◆ Stored records:
○ ○ ○ ○
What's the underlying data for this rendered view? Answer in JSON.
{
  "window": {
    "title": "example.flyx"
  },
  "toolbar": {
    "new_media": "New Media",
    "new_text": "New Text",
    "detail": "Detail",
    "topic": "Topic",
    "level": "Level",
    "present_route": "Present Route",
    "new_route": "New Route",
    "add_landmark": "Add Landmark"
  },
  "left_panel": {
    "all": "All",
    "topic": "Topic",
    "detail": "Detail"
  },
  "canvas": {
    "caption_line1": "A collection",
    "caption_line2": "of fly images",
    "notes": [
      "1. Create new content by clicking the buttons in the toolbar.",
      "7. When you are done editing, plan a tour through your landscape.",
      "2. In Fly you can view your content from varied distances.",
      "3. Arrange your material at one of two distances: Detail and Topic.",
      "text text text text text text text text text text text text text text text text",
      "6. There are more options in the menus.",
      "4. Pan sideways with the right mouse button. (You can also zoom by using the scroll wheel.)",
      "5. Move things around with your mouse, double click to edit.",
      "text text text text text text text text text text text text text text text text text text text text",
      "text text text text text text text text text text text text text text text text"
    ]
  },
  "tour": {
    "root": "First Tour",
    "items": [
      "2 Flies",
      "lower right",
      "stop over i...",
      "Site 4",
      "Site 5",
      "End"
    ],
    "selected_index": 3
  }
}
○ ○ ○ ○
◆ Set exercise: Filter the data for the string "right" and copy every line that has it.

◆ The reply:
      "4. Pan sideways with the right mouse button. (You can also zoom by using the scroll wheel.)",
      "lower right",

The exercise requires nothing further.